'''

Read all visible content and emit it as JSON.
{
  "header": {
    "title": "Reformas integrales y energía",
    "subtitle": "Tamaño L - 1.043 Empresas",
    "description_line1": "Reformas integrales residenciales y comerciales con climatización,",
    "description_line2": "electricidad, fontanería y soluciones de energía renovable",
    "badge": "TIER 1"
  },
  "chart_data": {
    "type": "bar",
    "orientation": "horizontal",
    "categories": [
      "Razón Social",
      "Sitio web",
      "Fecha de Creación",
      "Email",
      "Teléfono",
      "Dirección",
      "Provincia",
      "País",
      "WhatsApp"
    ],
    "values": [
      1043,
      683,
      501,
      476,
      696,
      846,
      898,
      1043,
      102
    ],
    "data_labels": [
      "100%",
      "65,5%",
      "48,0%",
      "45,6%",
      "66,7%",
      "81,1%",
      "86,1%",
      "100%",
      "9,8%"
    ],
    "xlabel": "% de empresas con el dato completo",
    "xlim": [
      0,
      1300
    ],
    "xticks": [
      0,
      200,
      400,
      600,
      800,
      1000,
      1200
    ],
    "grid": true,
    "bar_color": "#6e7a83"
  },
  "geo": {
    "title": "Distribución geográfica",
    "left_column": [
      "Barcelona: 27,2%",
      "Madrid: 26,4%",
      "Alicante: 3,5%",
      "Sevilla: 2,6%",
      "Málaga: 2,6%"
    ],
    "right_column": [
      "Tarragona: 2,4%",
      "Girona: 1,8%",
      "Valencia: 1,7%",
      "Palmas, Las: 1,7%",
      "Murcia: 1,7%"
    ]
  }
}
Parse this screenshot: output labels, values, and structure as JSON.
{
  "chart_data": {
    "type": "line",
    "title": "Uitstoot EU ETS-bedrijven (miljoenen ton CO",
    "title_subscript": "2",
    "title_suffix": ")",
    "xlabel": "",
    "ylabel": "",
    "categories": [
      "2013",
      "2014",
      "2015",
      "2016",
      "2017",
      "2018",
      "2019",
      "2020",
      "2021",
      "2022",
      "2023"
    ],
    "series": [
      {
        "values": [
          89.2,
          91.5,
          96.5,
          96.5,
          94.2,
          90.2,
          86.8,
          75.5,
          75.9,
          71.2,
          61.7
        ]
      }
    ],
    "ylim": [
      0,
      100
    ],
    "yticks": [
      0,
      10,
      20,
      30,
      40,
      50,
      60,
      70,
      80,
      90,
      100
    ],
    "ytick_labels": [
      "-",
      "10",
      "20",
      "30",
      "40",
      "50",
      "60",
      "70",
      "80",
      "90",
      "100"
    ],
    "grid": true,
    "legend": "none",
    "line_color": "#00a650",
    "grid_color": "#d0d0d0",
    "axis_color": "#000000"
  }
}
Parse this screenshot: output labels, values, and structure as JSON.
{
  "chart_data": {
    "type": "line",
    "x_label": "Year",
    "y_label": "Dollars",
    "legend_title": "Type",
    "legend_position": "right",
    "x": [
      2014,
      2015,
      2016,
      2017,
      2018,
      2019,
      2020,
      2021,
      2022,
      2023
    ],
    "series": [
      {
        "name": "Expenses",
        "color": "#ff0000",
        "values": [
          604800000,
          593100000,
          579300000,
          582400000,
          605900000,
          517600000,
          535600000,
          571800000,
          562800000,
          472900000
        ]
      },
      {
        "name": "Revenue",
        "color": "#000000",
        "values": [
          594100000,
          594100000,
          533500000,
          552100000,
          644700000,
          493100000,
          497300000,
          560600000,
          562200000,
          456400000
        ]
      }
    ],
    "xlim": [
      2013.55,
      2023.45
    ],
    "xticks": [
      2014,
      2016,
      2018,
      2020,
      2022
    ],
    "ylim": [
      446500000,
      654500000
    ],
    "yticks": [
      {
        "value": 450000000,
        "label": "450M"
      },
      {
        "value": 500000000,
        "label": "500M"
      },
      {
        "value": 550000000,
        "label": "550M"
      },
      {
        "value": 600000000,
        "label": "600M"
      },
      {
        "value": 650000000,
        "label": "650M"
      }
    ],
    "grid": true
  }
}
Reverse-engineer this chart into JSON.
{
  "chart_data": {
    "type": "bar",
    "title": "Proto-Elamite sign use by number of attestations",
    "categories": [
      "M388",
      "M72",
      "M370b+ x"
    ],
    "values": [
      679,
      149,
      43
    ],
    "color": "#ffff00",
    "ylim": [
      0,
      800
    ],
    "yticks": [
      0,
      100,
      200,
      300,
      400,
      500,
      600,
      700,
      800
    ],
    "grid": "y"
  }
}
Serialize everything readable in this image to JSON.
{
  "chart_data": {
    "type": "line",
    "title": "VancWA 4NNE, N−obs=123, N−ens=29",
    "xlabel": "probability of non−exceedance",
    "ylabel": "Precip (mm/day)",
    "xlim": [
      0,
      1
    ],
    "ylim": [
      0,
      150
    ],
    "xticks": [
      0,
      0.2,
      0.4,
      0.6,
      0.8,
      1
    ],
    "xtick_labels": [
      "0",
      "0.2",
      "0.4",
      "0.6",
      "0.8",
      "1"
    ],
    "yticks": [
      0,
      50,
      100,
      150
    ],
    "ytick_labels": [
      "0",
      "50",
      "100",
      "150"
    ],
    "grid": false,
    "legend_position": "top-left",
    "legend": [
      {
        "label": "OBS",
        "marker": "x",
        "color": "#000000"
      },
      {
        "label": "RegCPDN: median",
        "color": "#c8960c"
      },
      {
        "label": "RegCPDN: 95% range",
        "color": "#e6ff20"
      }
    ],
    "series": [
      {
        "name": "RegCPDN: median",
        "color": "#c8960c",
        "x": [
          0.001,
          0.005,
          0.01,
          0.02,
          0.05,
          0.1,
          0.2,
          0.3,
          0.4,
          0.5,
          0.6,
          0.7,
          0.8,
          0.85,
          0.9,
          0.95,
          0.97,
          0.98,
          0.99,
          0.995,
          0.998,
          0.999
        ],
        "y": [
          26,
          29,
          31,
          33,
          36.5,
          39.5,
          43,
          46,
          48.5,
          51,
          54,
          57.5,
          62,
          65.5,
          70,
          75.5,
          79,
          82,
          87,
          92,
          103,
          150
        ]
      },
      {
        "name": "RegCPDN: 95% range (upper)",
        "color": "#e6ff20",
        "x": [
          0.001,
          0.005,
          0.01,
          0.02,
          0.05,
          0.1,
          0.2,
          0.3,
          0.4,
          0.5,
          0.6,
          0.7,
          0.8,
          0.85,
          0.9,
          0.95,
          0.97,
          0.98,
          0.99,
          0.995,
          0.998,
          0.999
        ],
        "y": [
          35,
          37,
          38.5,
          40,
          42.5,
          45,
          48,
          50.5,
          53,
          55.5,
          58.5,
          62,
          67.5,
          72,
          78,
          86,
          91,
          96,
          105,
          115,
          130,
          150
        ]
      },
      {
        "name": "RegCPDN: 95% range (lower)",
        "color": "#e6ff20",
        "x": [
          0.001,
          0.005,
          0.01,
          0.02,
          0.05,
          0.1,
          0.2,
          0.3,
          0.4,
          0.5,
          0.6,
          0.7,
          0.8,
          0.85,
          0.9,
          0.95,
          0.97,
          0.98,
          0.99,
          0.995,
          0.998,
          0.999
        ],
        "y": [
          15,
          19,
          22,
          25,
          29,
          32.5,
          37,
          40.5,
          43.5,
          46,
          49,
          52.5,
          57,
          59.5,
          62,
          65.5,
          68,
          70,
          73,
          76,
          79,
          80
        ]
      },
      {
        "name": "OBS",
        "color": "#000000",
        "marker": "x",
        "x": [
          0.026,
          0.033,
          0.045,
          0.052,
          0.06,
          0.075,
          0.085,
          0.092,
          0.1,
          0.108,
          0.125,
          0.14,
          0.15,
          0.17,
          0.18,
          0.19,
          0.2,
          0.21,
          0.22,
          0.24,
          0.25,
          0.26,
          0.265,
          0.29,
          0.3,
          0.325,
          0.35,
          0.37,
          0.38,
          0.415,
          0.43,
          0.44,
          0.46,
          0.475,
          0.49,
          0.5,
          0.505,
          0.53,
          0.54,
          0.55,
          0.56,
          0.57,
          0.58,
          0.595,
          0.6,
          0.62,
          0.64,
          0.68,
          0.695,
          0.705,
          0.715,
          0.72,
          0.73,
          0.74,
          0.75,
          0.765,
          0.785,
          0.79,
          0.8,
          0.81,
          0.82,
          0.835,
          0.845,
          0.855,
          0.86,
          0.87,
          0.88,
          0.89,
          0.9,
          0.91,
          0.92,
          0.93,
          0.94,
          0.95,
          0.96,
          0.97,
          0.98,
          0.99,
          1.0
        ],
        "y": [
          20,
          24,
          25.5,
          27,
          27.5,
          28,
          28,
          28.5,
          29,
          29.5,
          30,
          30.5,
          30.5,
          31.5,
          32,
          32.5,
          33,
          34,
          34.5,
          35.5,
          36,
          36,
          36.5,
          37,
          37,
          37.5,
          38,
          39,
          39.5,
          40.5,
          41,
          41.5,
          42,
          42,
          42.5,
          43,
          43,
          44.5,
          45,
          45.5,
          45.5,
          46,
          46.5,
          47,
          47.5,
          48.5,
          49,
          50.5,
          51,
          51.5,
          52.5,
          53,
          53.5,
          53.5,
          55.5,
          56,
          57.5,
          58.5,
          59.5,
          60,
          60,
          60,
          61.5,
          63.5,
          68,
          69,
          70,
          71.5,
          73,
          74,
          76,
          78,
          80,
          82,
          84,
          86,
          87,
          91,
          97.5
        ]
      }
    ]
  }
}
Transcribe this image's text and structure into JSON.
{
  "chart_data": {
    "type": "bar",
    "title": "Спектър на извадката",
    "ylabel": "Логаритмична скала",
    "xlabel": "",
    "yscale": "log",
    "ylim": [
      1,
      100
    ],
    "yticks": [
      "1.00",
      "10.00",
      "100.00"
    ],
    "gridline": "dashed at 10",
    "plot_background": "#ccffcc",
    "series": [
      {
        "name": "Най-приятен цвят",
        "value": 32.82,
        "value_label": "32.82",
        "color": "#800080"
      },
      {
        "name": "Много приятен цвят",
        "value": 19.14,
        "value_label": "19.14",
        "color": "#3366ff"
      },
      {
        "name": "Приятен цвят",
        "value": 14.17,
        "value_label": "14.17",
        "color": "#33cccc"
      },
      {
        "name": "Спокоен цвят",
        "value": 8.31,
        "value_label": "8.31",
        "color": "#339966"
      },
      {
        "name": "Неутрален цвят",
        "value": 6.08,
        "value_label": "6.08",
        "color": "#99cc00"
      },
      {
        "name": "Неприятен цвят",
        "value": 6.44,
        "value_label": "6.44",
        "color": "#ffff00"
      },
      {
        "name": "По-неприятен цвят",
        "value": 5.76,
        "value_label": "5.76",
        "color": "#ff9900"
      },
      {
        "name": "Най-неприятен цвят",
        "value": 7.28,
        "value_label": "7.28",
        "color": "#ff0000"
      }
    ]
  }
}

'''

• [What to do]
Pick out every line above that contains the word "into" and copy it.

• [Written answer]
Reverse-engineer this chart into JSON.
Transcribe this image's text and structure into JSON.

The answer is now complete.